▶ **STATED PROBLEM**
Extract each line of the data below exactly as written.

## Begin INFORMATION GIVEN

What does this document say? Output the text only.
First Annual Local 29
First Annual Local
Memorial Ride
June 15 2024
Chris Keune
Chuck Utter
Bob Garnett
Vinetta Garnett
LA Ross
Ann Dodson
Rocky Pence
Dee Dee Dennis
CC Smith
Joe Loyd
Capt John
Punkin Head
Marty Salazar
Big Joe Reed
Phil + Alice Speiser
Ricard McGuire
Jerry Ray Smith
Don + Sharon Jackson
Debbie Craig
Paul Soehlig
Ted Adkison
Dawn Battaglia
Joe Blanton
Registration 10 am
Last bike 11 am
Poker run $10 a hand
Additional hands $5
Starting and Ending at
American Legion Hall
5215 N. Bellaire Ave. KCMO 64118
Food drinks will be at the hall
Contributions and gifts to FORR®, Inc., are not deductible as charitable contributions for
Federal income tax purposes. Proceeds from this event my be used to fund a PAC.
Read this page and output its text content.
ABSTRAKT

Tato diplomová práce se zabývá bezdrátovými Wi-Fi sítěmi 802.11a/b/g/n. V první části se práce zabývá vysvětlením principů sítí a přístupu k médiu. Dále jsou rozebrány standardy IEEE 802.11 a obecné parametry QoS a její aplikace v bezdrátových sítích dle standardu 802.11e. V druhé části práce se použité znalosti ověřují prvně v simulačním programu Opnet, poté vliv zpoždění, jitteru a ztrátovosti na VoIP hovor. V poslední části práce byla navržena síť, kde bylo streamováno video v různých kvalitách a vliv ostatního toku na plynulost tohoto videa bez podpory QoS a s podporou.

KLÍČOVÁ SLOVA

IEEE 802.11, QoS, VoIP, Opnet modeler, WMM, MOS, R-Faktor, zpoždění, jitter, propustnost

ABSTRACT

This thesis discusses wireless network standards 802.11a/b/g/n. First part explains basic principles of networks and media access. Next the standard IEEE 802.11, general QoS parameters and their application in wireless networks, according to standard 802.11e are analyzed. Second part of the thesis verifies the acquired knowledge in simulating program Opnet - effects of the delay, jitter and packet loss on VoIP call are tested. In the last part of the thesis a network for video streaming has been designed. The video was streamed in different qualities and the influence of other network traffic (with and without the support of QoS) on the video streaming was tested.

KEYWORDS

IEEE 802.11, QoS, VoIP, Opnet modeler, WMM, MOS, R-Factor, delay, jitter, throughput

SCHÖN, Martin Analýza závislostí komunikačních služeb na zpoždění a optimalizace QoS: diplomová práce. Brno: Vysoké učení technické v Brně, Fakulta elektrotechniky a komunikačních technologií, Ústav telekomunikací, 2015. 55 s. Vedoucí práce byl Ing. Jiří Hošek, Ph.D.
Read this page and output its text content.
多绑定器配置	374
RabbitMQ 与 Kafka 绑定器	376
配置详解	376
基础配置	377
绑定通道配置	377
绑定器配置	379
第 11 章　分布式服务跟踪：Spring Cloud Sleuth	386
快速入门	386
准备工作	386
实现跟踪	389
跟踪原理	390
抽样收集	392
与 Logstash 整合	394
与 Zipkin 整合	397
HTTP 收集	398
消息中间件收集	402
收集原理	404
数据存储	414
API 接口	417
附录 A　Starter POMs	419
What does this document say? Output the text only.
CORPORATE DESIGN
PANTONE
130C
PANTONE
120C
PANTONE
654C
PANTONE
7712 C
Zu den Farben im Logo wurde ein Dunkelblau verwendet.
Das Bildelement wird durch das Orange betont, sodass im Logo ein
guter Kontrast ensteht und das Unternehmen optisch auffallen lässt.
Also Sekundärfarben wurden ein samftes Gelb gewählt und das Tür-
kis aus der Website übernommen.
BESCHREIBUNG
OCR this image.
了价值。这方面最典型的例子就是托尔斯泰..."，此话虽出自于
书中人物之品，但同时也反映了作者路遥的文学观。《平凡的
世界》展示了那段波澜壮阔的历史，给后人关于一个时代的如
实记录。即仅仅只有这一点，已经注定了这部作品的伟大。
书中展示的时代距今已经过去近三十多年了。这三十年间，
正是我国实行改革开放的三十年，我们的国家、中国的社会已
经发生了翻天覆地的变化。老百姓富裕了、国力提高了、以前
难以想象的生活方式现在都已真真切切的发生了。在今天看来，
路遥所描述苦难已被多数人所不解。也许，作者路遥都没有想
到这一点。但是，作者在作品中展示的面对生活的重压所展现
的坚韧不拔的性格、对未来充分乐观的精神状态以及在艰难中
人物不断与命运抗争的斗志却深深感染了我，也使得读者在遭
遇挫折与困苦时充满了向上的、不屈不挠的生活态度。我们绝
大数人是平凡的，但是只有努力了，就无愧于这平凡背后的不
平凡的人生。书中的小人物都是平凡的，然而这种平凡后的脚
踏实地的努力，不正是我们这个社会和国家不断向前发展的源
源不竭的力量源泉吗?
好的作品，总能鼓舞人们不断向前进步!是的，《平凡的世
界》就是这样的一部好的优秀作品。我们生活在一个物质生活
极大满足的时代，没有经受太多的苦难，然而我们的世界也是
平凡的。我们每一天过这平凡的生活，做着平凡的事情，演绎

## End INFORMATION GIVEN

▶ **RESPONSE**
What does this document say? Output the text only.
First Annual Local 29
First Annual Local
Memorial Ride
June 15 2024
Chris Keune
Chuck Utter
Bob Garnett
Vinetta Garnett
LA Ross
Ann Dodson
Rocky Pence
Dee Dee Dennis
CC Smith
Joe Loyd
Capt John
Punkin Head
Marty Salazar
Big Joe Reed
Phil + Alice Speiser
Ricard McGuire
Jerry Ray Smith
Don + Sharon Jackson
Debbie Craig
Paul Soehlig
Ted Adkison
Dawn Battaglia
Joe Blanton
Registration 10 am
Last bike 11 am
Poker run $10 a hand
Additional hands $5
Starting and Ending at
American Legion Hall
5215 N. Bellaire Ave. KCMO 64118
Food drinks will be at the hall
Contributions and gifts to FORR®, Inc., are not deductible as charitable contributions for
Federal income tax purposes. Proceeds from this event my be used to fund a PAC.
Read this page and output its text content.
ABSTRAKT

Tato diplomová práce se zabývá bezdrátovými Wi-Fi sítěmi 802.11a/b/g/n. V první části se práce zabývá vysvětlením principů sítí a přístupu k médiu. Dále jsou rozebrány standardy IEEE 802.11 a obecné parametry QoS a její aplikace v bezdrátových sítích dle standardu 802.11e. V druhé části práce se použité znalosti ověřují prvně v simulačním programu Opnet, poté vliv zpoždění, jitteru a ztrátovosti na VoIP hovor. V poslední části práce byla navržena síť, kde bylo streamováno video v různých kvalitách a vliv ostatního toku na plynulost tohoto videa bez podpory QoS a s podporou.

KLÍČOVÁ SLOVA

IEEE 802.11, QoS, VoIP, Opnet modeler, WMM, MOS, R-Faktor, zpoždění, jitter, propustnost

ABSTRACT

This thesis discusses wireless network standards 802.11a/b/g/n. First part explains basic principles of networks and media access. Next the standard IEEE 802.11, general QoS parameters and their application in wireless networks, according to standard 802.11e are analyzed. Second part of the thesis verifies the acquired knowledge in simulating program Opnet - effects of the delay, jitter and packet loss on VoIP call are tested. In the last part of the thesis a network for video streaming has been designed. The video was streamed in different qualities and the influence of other network traffic (with and without the support of QoS) on the video streaming was tested.

KEYWORDS

IEEE 802.11, QoS, VoIP, Opnet modeler, WMM, MOS, R-Factor, delay, jitter, throughput

SCHÖN, Martin Analýza závislostí komunikačních služeb na zpoždění a optimalizace QoS: diplomová práce. Brno: Vysoké učení technické v Brně, Fakulta elektrotechniky a komunikačních technologií, Ústav telekomunikací, 2015. 55 s. Vedoucí práce byl Ing. Jiří Hošek, Ph.D.
Read this page and output its text content.
多绑定器配置	374
RabbitMQ 与 Kafka 绑定器	376
配置详解	376
基础配置	377
绑定通道配置	377
绑定器配置	379
第 11 章　分布式服务跟踪：Spring Cloud Sleuth	386
快速入门	386
准备工作	386
实现跟踪	389
跟踪原理	390
抽样收集	392
与 Logstash 整合	394
与 Zipkin 整合	397
HTTP 收集	398
消息中间件收集	402
收集原理	404
数据存储	414
API 接口	417
附录 A　Starter POMs	419
What does this document say? Output the text only.
CORPORATE DESIGN
PANTONE
130C
PANTONE
120C
PANTONE
654C
PANTONE
7712 C
Zu den Farben im Logo wurde ein Dunkelblau verwendet.
Das Bildelement wird durch das Orange betont, sodass im Logo ein
guter Kontrast ensteht und das Unternehmen optisch auffallen lässt.
Also Sekundärfarben wurden ein samftes Gelb gewählt und das Tür-
kis aus der Website übernommen.
BESCHREIBUNG
OCR this image.
了价值。这方面最典型的例子就是托尔斯泰..."，此话虽出自于
书中人物之品，但同时也反映了作者路遥的文学观。《平凡的
世界》展示了那段波澜壮阔的历史，给后人关于一个时代的如
实记录。即仅仅只有这一点，已经注定了这部作品的伟大。
书中展示的时代距今已经过去近三十多年了。这三十年间，
正是我国实行改革开放的三十年，我们的国家、中国的社会已
经发生了翻天覆地的变化。老百姓富裕了、国力提高了、以前
难以想象的生活方式现在都已真真切切的发生了。在今天看来，
路遥所描述苦难已被多数人所不解。也许，作者路遥都没有想
到这一点。但是，作者在作品中展示的面对生活的重压所展现
的坚韧不拔的性格、对未来充分乐观的精神状态以及在艰难中
人物不断与命运抗争的斗志却深深感染了我，也使得读者在遭
遇挫折与困苦时充满了向上的、不屈不挠的生活态度。我们绝
大数人是平凡的，但是只有努力了，就无愧于这平凡背后的不
平凡的人生。书中的小人物都是平凡的，然而这种平凡后的脚
踏实地的努力，不正是我们这个社会和国家不断向前发展的源
源不竭的力量源泉吗?
好的作品，总能鼓舞人们不断向前进步!是的，《平凡的世
界》就是这样的一部好的优秀作品。我们生活在一个物质生活
极大满足的时代，没有经受太多的苦难，然而我们的世界也是
平凡的。我们每一天过这平凡的生活，做着平凡的事情，演绎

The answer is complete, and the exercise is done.